What is needed: Spot each line in the records below where the word "Notre" occurs, then copy it.

===== Records to use =====

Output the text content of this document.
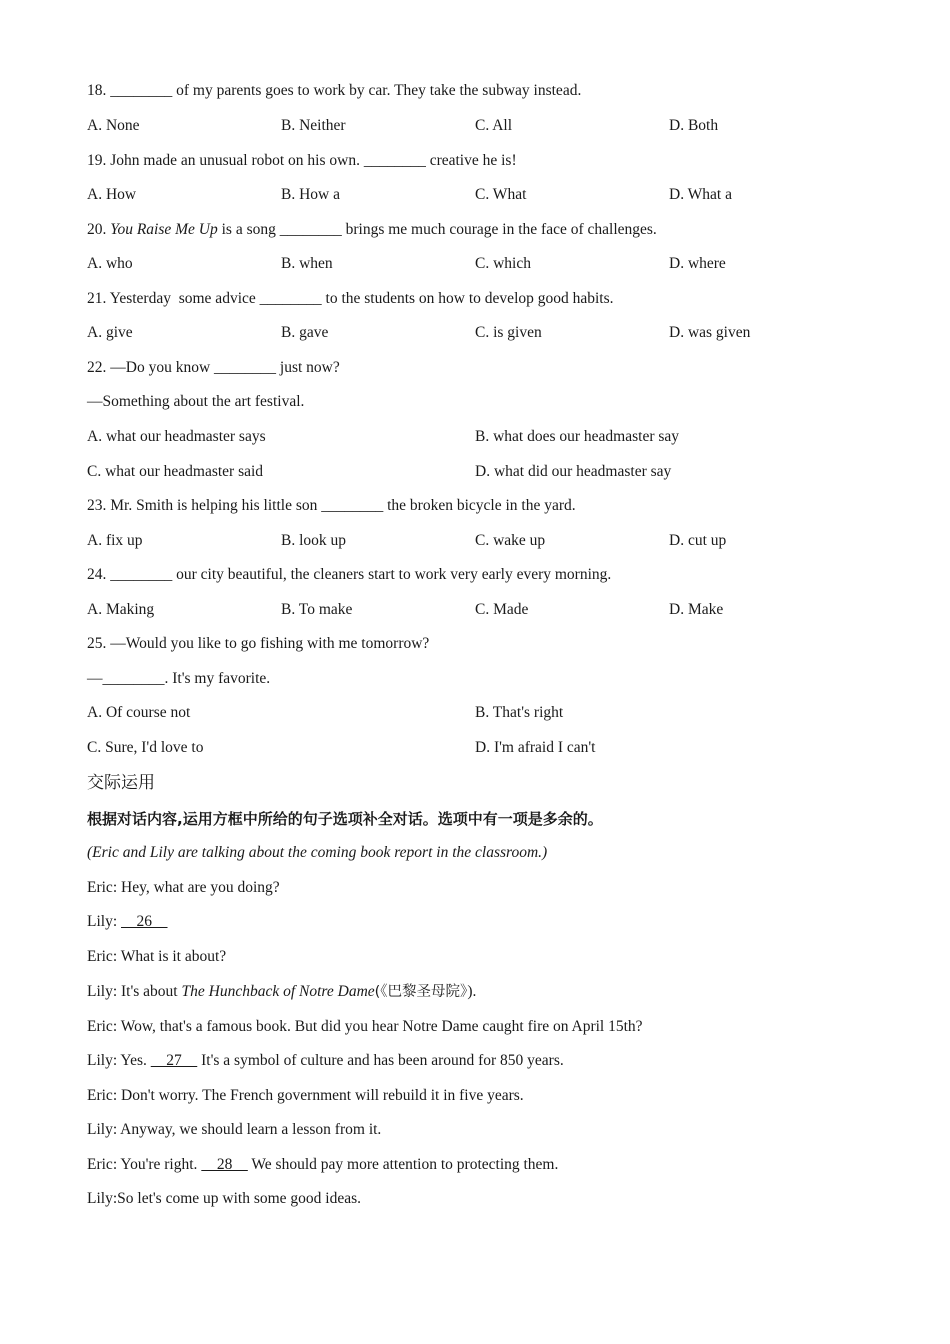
18. ________ of my parents goes to work by car. They take the subway instead.
A. None	B. Neither	C. All	D. Both
19. John made an unusual robot on his own. ________ creative he is!
A. How	B. How a	C. What	D. What a
20. You Raise Me Up is a song ________ brings me much courage in the face of challenges.
A. who	B. when	C. which	D. where
21. Yesterday  some advice ________ to the students on how to develop good habits.
A. give	B. gave	C. is given	D. was given
22. —Do you know ________ just now?
—Something about the art festival.
A. what our headmaster says	B. what does our headmaster say
C. what our headmaster said	D. what did our headmaster say
23. Mr. Smith is helping his little son ________ the broken bicycle in the yard.
A. fix up	B. look up	C. wake up	D. cut up
24. ________ our city beautiful, the cleaners start to work very early every morning.
A. Making	B. To make	C. Made	D. Make
25. —Would you like to go fishing with me tomorrow?
—________. It's my favorite.
A. Of course not	B. That's right
C. Sure, I'd love to	D. I'm afraid I can't
交际运用
根据对话内容,运用方框中所给的句子选项补全对话。选项中有一项是多余的。
(Eric and Lily are talking about the coming book report in the classroom.)
Eric: Hey, what are you doing?
Lily:     26
Eric: What is it about?
Lily: It's about The Hunchback of Notre Dame(《巴黎圣母院》).
Eric: Wow, that's a famous book. But did you hear Notre Dame caught fire on April 15th?
Lily: Yes.     27     It's a symbol of culture and has been around for 850 years.
Eric: Don't worry. The French government will rebuild it in five years.
Lily: Anyway, we should learn a lesson from it.
Eric: You're right.     28     We should pay more attention to protecting them.
Lily:So let's come up with some good ideas.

=====

Result of the task:
Lily: It's about The Hunchback of Notre Dame(《巴黎圣母院》).
Eric: Wow, that's a famous book. But did you hear Notre Dame caught fire on April 15th?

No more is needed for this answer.